RECORD EXCERPTS:
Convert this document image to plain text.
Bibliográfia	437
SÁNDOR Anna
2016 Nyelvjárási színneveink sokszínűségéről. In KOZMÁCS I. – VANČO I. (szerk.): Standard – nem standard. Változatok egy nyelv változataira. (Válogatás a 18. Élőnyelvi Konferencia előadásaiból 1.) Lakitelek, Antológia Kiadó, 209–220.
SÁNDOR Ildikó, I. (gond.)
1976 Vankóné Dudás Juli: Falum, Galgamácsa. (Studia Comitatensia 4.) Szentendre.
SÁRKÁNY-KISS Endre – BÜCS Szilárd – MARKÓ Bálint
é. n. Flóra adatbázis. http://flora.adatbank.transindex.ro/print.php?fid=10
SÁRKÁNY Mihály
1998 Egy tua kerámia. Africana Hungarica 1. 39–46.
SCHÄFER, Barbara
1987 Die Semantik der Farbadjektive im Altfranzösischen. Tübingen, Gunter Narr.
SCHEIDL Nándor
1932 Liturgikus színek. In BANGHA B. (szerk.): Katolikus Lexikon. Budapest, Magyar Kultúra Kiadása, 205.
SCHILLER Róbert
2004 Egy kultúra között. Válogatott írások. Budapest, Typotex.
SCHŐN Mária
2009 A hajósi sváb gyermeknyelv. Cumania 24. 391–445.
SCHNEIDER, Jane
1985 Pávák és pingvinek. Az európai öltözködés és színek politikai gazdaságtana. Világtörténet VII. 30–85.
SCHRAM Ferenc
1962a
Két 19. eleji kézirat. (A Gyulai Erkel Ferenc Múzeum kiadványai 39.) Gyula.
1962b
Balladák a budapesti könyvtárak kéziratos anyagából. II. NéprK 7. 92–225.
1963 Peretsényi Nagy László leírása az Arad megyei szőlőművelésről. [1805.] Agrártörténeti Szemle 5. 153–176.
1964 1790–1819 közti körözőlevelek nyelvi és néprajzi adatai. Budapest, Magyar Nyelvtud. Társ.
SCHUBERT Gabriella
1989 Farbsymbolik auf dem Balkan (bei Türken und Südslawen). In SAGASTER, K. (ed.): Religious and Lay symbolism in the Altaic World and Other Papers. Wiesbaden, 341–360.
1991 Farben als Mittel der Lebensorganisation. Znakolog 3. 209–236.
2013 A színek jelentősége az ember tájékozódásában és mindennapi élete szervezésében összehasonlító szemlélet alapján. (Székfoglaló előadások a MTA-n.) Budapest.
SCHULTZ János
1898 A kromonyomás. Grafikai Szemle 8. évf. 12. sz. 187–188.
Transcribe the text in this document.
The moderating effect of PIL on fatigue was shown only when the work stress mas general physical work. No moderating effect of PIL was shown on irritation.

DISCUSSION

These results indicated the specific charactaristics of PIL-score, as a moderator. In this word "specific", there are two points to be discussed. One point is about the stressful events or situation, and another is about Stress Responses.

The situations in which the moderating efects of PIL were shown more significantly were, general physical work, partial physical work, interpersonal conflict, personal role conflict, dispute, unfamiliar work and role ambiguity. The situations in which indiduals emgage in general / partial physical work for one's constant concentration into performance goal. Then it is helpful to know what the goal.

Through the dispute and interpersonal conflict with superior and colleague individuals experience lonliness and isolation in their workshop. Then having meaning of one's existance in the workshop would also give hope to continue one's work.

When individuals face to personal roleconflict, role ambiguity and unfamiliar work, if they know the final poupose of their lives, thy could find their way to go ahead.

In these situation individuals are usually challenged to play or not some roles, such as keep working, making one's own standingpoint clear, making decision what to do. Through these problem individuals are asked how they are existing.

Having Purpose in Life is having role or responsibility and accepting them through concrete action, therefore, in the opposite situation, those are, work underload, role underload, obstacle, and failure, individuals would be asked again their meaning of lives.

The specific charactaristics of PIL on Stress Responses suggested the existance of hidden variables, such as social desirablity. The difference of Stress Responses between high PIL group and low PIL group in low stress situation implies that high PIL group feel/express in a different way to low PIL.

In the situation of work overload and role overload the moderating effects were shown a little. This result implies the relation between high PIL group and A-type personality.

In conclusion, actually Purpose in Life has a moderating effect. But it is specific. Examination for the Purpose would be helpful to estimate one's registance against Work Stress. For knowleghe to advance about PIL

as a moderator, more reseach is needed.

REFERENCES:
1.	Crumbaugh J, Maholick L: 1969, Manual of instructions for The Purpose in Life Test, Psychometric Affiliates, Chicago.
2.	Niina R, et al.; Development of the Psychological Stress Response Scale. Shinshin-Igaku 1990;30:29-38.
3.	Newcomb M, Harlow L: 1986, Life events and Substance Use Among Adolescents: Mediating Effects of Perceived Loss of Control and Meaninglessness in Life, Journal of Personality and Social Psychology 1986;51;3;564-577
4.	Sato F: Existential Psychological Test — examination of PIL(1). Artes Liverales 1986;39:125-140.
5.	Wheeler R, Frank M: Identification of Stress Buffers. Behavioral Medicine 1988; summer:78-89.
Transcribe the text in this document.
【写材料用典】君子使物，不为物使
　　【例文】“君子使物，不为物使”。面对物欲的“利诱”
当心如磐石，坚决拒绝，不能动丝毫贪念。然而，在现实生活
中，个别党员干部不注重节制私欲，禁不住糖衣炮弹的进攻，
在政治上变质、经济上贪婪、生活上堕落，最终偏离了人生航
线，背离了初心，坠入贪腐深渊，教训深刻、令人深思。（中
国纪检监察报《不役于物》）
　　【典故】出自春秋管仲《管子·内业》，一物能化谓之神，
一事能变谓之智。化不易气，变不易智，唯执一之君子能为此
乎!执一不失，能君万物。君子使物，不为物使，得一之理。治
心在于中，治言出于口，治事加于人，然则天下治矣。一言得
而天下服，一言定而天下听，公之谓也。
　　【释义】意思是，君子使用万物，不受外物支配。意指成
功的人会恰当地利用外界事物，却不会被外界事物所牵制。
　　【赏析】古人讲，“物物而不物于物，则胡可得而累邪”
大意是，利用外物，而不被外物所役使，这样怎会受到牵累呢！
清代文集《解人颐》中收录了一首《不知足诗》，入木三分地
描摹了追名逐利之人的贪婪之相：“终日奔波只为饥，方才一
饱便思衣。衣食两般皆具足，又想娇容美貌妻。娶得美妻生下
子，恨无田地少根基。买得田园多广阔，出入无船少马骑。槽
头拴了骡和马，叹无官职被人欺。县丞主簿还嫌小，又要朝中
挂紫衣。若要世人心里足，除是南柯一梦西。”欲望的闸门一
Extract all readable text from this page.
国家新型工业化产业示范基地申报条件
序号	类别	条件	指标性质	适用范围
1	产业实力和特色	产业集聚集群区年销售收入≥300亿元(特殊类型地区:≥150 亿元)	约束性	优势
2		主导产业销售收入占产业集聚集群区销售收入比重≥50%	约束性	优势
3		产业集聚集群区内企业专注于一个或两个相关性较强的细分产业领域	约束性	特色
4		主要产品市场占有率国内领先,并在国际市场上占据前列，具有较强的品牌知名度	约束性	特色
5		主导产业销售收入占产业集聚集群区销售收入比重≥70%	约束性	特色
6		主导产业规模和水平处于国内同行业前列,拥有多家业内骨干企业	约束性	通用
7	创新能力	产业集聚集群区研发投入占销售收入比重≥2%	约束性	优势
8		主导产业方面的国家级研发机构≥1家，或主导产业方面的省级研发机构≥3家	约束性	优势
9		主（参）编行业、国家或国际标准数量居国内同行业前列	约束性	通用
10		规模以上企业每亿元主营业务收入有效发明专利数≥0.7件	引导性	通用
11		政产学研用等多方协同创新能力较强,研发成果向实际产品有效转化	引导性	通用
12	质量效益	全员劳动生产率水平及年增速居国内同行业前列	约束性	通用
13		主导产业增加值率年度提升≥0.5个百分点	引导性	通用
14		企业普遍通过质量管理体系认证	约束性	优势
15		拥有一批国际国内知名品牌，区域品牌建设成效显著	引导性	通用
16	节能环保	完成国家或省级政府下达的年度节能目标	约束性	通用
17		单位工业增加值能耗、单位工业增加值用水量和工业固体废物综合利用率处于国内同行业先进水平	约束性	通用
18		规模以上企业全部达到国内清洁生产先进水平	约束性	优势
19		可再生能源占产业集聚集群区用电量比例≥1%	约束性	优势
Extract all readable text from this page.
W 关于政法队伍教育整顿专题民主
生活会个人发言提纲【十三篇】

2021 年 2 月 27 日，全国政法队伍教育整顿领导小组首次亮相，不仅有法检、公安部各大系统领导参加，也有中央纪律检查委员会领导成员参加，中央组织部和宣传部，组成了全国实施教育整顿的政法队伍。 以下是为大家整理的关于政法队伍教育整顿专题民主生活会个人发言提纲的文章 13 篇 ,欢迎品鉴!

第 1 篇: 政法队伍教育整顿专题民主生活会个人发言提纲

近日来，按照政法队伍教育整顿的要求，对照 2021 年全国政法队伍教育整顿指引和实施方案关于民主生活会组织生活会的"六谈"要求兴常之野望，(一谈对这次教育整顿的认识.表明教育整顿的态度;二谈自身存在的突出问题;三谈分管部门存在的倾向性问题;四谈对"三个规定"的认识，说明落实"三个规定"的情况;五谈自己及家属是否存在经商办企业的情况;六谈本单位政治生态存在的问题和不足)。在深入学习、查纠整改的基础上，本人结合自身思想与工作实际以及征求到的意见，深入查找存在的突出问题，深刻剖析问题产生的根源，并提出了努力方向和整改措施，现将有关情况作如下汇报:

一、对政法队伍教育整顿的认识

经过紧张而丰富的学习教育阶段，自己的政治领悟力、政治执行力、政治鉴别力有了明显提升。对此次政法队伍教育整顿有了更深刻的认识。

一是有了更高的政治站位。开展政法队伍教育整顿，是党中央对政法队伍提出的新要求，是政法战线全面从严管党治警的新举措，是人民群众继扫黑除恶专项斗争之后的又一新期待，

THE EXERCISE: Identify every line holding the word "Responses" and copy it out.

THE REPLY:
These results indicated the specific charactaristics of PIL-score, as a moderator. In this word "specific", there are two points to be discussed. One point is about the stressful events or situation, and another is about Stress Responses.
The specific charactaristics of PIL on Stress Responses suggested the existance of hidden variables, such as social desirablity. The difference of Stress Responses between high PIL group and low PIL group in low stress situation implies that high PIL group feel/express in a different way to low PIL.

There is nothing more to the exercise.